_Written exercise_
Copy out each line that mentions the word "description".

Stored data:

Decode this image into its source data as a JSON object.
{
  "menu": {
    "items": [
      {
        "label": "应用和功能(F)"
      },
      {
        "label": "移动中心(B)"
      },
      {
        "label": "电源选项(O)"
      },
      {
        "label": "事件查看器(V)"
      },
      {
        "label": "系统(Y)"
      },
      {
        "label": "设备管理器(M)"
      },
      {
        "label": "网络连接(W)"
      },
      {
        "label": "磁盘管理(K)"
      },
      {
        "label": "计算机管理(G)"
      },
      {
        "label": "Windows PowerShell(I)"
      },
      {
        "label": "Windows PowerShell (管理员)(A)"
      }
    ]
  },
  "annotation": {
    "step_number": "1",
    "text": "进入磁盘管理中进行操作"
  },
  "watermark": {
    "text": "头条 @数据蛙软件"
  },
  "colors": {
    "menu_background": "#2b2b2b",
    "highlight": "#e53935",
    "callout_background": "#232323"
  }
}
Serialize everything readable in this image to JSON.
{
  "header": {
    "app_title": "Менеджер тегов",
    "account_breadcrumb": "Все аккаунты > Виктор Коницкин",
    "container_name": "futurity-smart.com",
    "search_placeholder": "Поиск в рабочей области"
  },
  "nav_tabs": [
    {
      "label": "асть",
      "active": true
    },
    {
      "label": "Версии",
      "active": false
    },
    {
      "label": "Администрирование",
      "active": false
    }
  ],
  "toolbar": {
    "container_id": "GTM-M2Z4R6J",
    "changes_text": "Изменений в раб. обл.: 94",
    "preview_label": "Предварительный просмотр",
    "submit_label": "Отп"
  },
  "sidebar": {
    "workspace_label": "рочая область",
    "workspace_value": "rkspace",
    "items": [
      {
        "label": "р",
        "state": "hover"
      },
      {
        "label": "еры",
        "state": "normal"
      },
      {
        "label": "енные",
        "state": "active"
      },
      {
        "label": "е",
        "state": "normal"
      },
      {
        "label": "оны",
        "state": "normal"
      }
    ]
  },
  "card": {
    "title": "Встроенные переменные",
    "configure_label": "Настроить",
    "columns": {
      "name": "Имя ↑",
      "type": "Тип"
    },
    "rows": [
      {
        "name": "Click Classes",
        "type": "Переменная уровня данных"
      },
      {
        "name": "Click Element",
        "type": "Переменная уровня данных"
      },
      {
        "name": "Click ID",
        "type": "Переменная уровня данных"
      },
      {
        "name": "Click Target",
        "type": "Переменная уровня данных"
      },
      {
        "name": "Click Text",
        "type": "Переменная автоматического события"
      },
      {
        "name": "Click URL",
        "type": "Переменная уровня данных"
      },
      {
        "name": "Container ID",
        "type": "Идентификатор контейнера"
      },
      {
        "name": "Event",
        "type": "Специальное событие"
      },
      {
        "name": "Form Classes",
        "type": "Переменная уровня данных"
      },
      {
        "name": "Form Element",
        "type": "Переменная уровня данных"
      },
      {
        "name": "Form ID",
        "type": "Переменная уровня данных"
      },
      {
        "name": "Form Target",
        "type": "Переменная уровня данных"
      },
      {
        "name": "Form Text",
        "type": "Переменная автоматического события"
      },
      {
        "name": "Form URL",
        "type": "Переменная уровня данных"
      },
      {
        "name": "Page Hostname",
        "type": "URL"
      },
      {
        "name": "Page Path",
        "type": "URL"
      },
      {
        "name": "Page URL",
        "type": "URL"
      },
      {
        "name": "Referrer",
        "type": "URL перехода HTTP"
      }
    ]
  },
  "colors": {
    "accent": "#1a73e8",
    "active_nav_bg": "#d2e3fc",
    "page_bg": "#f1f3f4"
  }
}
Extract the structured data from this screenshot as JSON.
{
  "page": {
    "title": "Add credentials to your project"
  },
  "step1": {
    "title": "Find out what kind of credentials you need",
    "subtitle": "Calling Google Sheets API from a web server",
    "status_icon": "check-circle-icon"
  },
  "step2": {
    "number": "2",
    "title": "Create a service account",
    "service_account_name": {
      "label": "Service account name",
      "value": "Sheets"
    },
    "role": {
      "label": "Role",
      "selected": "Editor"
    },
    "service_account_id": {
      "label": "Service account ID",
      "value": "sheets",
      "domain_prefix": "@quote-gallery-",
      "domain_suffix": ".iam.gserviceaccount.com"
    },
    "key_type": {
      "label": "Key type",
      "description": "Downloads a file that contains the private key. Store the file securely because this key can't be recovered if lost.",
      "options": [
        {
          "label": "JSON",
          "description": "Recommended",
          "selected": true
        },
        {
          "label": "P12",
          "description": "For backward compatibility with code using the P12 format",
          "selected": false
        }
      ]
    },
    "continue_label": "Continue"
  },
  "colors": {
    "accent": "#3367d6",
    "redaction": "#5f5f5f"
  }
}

...

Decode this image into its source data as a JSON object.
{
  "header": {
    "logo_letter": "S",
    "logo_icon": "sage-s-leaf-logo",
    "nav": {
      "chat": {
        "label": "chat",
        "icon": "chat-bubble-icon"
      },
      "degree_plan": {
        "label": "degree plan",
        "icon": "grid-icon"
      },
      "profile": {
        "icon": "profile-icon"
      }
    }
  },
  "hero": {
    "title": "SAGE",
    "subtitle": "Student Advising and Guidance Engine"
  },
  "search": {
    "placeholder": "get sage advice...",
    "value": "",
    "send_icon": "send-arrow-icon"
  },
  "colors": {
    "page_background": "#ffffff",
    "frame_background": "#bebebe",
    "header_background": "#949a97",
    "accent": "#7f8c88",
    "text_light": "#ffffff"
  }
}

_Answer to this problem_
      "description": "Downloads a file that contains the private key. Store the file securely because this key can't be recovered if lost.",
          "description": "Recommended",
          "description": "For backward compatibility with code using the P12 format",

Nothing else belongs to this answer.